+++ Dataset +++

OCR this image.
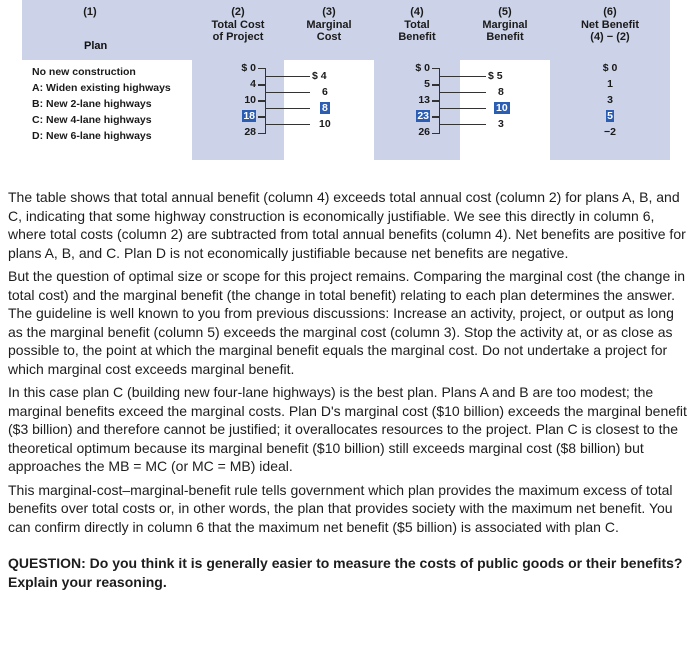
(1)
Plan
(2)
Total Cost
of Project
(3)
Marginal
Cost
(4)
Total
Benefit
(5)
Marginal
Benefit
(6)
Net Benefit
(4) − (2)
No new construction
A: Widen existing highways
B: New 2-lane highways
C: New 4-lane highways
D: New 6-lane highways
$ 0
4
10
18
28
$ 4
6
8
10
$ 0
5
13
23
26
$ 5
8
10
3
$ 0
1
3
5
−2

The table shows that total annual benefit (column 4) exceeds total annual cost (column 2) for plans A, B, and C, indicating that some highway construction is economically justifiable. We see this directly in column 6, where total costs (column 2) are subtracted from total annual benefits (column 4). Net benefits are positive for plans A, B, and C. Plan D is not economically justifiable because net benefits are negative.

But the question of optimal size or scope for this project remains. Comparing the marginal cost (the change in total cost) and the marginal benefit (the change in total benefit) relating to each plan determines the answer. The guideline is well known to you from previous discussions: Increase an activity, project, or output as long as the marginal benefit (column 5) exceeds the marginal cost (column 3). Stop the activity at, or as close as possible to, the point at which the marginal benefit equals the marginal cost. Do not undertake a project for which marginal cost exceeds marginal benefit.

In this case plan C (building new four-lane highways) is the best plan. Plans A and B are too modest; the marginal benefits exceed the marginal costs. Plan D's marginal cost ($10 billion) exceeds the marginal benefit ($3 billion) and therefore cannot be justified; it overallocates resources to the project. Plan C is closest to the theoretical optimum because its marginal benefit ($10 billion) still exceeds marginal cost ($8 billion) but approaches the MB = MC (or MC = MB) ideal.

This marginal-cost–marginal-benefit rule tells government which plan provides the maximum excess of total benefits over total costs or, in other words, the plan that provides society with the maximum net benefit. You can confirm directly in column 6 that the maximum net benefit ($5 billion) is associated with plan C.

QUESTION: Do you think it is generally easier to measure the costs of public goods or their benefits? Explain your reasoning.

+++
+++ Dataset +++

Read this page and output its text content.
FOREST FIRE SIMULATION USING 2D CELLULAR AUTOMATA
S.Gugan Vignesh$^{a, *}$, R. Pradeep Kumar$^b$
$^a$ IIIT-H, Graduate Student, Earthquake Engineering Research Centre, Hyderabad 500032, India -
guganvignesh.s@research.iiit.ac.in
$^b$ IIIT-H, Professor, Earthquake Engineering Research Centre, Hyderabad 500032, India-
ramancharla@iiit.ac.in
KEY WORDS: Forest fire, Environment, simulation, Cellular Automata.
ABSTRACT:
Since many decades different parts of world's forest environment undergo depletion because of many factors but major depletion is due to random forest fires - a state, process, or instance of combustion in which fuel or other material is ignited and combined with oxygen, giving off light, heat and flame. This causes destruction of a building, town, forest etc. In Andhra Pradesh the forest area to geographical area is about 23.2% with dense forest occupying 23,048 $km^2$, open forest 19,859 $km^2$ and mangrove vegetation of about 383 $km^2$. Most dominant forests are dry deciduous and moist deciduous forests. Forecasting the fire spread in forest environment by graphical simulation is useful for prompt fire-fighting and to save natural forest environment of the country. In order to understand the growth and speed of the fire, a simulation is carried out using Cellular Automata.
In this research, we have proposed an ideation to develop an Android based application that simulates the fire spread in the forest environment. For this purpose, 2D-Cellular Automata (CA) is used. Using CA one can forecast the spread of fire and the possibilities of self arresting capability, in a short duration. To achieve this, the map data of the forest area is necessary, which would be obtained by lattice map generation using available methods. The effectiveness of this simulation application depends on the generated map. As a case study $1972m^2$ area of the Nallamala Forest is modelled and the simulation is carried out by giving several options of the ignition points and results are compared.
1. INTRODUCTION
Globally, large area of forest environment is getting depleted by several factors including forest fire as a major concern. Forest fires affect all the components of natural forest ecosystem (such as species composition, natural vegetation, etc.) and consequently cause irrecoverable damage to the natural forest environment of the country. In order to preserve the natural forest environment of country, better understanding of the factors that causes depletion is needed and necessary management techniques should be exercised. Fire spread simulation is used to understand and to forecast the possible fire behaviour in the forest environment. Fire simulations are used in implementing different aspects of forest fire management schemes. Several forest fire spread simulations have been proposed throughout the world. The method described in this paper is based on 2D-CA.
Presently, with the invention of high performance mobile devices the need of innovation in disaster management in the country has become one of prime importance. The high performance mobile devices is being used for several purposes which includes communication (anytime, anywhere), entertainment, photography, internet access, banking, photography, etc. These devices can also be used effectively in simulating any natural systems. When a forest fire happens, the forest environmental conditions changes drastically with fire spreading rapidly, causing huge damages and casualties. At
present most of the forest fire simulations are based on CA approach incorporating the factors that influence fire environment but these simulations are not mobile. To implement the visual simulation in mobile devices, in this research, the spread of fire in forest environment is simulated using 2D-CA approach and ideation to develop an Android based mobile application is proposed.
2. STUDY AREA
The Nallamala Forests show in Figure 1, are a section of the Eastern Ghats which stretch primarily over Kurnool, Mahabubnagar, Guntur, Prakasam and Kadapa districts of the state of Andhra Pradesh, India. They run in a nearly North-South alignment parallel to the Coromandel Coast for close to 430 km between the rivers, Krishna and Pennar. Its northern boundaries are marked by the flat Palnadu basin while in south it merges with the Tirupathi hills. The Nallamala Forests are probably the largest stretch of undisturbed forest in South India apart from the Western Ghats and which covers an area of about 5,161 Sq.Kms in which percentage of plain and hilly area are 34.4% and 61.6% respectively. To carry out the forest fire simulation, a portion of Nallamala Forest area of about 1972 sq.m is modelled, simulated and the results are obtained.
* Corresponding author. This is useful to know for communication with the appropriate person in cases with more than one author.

+++

Short problem
Work through the records line by line and tally those with the word "useful". Report only the total.

Task answer
2